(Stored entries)
---*---

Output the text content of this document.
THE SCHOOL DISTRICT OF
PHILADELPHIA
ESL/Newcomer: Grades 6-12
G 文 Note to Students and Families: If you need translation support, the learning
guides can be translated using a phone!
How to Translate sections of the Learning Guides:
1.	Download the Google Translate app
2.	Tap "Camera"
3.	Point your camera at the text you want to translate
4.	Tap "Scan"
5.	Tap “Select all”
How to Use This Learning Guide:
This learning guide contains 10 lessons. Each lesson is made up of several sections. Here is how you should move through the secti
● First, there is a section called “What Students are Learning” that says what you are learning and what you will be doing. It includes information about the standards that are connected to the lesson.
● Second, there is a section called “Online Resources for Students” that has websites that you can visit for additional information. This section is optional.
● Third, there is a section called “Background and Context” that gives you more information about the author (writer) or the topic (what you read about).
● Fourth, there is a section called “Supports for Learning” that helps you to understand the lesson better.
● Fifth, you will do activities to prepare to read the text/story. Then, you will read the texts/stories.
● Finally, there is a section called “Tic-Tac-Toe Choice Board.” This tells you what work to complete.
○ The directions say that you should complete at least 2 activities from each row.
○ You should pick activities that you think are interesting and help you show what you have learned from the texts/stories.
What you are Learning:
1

---*---

Find the word "complete" in the data and copy out each line where it turns up.

● Finally, there is a section called “Tic-Tac-Toe Choice Board.” This tells you what work to complete.
○ The directions say that you should complete at least 2 activities from each row.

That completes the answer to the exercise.